## Goal of the exercise
Please output the lines shown below exactly as they appear.

* Begin Extracted entries *

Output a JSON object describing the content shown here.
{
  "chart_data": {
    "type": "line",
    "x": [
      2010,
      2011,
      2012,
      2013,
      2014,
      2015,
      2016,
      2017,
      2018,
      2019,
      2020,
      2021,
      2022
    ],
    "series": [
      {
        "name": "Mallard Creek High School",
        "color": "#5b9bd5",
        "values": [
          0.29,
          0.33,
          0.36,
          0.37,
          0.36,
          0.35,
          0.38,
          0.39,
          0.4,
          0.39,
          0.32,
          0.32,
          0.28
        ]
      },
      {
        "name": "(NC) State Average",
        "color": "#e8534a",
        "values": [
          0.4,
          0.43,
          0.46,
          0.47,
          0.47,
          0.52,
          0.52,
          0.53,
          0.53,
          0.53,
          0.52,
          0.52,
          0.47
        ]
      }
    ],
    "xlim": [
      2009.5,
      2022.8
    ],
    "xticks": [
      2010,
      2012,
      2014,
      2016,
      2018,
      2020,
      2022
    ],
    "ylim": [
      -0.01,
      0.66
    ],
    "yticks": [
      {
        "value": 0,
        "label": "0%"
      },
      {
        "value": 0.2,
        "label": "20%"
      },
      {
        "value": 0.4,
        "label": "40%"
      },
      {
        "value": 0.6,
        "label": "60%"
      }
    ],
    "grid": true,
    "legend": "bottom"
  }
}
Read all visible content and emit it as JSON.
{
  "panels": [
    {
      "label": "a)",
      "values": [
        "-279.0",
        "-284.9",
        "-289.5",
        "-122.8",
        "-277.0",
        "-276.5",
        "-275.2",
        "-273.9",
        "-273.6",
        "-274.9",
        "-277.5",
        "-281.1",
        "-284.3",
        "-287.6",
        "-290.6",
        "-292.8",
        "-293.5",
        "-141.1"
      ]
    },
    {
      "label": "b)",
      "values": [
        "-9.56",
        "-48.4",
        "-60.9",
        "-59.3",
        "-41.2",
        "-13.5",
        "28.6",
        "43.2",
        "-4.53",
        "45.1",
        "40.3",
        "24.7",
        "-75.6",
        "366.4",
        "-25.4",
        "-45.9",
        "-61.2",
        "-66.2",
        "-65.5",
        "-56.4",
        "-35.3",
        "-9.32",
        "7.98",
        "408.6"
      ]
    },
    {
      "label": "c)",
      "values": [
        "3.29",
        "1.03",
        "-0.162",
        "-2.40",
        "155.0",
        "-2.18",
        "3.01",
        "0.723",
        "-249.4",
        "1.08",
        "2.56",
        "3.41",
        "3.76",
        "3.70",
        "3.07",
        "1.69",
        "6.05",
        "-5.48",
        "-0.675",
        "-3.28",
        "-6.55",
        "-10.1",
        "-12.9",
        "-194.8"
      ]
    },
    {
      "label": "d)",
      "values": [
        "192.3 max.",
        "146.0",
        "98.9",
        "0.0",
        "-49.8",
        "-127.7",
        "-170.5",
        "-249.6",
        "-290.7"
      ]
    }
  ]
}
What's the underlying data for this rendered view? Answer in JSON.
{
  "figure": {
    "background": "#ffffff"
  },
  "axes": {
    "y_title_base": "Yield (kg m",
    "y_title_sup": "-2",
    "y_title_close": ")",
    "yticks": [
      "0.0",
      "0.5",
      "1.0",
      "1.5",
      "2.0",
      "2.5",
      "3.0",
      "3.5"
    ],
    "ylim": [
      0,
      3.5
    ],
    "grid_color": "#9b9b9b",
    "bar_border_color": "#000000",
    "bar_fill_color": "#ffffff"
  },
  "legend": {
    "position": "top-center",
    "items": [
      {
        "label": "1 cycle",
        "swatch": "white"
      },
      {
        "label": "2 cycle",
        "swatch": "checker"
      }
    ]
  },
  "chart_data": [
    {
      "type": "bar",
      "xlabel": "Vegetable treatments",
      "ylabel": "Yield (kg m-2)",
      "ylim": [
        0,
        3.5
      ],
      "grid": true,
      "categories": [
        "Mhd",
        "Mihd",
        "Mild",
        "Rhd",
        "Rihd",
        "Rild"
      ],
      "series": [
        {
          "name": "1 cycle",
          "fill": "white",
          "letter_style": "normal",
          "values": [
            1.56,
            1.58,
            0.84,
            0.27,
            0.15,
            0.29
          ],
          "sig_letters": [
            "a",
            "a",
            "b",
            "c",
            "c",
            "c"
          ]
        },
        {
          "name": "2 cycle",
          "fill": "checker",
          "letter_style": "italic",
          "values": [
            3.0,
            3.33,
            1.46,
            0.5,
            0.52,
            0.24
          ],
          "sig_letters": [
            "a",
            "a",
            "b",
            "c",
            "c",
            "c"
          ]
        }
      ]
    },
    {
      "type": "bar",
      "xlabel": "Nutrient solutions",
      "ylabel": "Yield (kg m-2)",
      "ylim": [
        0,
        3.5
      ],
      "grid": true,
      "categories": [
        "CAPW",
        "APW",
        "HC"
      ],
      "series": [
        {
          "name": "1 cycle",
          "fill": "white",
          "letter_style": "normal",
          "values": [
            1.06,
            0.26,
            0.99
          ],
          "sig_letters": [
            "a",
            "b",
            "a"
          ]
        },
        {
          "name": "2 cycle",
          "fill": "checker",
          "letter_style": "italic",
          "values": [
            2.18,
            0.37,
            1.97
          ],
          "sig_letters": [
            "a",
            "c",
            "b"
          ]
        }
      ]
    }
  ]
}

* End Extracted entries *

## Output of the task
Output a JSON object describing the content shown here.
{
  "chart_data": {
    "type": "line",
    "x": [
      2010,
      2011,
      2012,
      2013,
      2014,
      2015,
      2016,
      2017,
      2018,
      2019,
      2020,
      2021,
      2022
    ],
    "series": [
      {
        "name": "Mallard Creek High School",
        "color": "#5b9bd5",
        "values": [
          0.29,
          0.33,
          0.36,
          0.37,
          0.36,
          0.35,
          0.38,
          0.39,
          0.4,
          0.39,
          0.32,
          0.32,
          0.28
        ]
      },
      {
        "name": "(NC) State Average",
        "color": "#e8534a",
        "values": [
          0.4,
          0.43,
          0.46,
          0.47,
          0.47,
          0.52,
          0.52,
          0.53,
          0.53,
          0.53,
          0.52,
          0.52,
          0.47
        ]
      }
    ],
    "xlim": [
      2009.5,
      2022.8
    ],
    "xticks": [
      2010,
      2012,
      2014,
      2016,
      2018,
      2020,
      2022
    ],
    "ylim": [
      -0.01,
      0.66
    ],
    "yticks": [
      {
        "value": 0,
        "label": "0%"
      },
      {
        "value": 0.2,
        "label": "20%"
      },
      {
        "value": 0.4,
        "label": "40%"
      },
      {
        "value": 0.6,
        "label": "60%"
      }
    ],
    "grid": true,
    "legend": "bottom"
  }
}
Read all visible content and emit it as JSON.
{
  "panels": [
    {
      "label": "a)",
      "values": [
        "-279.0",
        "-284.9",
        "-289.5",
        "-122.8",
        "-277.0",
        "-276.5",
        "-275.2",
        "-273.9",
        "-273.6",
        "-274.9",
        "-277.5",
        "-281.1",
        "-284.3",
        "-287.6",
        "-290.6",
        "-292.8",
        "-293.5",
        "-141.1"
      ]
    },
    {
      "label": "b)",
      "values": [
        "-9.56",
        "-48.4",
        "-60.9",
        "-59.3",
        "-41.2",
        "-13.5",
        "28.6",
        "43.2",
        "-4.53",
        "45.1",
        "40.3",
        "24.7",
        "-75.6",
        "366.4",
        "-25.4",
        "-45.9",
        "-61.2",
        "-66.2",
        "-65.5",
        "-56.4",
        "-35.3",
        "-9.32",
        "7.98",
        "408.6"
      ]
    },
    {
      "label": "c)",
      "values": [
        "3.29",
        "1.03",
        "-0.162",
        "-2.40",
        "155.0",
        "-2.18",
        "3.01",
        "0.723",
        "-249.4",
        "1.08",
        "2.56",
        "3.41",
        "3.76",
        "3.70",
        "3.07",
        "1.69",
        "6.05",
        "-5.48",
        "-0.675",
        "-3.28",
        "-6.55",
        "-10.1",
        "-12.9",
        "-194.8"
      ]
    },
    {
      "label": "d)",
      "values": [
        "192.3 max.",
        "146.0",
        "98.9",
        "0.0",
        "-49.8",
        "-127.7",
        "-170.5",
        "-249.6",
        "-290.7"
      ]
    }
  ]
}
What's the underlying data for this rendered view? Answer in JSON.
{
  "figure": {
    "background": "#ffffff"
  },
  "axes": {
    "y_title_base": "Yield (kg m",
    "y_title_sup": "-2",
    "y_title_close": ")",
    "yticks": [
      "0.0",
      "0.5",
      "1.0",
      "1.5",
      "2.0",
      "2.5",
      "3.0",
      "3.5"
    ],
    "ylim": [
      0,
      3.5
    ],
    "grid_color": "#9b9b9b",
    "bar_border_color": "#000000",
    "bar_fill_color": "#ffffff"
  },
  "legend": {
    "position": "top-center",
    "items": [
      {
        "label": "1 cycle",
        "swatch": "white"
      },
      {
        "label": "2 cycle",
        "swatch": "checker"
      }
    ]
  },
  "chart_data": [
    {
      "type": "bar",
      "xlabel": "Vegetable treatments",
      "ylabel": "Yield (kg m-2)",
      "ylim": [
        0,
        3.5
      ],
      "grid": true,
      "categories": [
        "Mhd",
        "Mihd",
        "Mild",
        "Rhd",
        "Rihd",
        "Rild"
      ],
      "series": [
        {
          "name": "1 cycle",
          "fill": "white",
          "letter_style": "normal",
          "values": [
            1.56,
            1.58,
            0.84,
            0.27,
            0.15,
            0.29
          ],
          "sig_letters": [
            "a",
            "a",
            "b",
            "c",
            "c",
            "c"
          ]
        },
        {
          "name": "2 cycle",
          "fill": "checker",
          "letter_style": "italic",
          "values": [
            3.0,
            3.33,
            1.46,
            0.5,
            0.52,
            0.24
          ],
          "sig_letters": [
            "a",
            "a",
            "b",
            "c",
            "c",
            "c"
          ]
        }
      ]
    },
    {
      "type": "bar",
      "xlabel": "Nutrient solutions",
      "ylabel": "Yield (kg m-2)",
      "ylim": [
        0,
        3.5
      ],
      "grid": true,
      "categories": [
        "CAPW",
        "APW",
        "HC"
      ],
      "series": [
        {
          "name": "1 cycle",
          "fill": "white",
          "letter_style": "normal",
          "values": [
            1.06,
            0.26,
            0.99
          ],
          "sig_letters": [
            "a",
            "b",
            "a"
          ]
        },
        {
          "name": "2 cycle",
          "fill": "checker",
          "letter_style": "italic",
          "values": [
            2.18,
            0.37,
            1.97
          ],
          "sig_letters": [
            "a",
            "c",
            "b"
          ]
        }
      ]
    }
  ]
}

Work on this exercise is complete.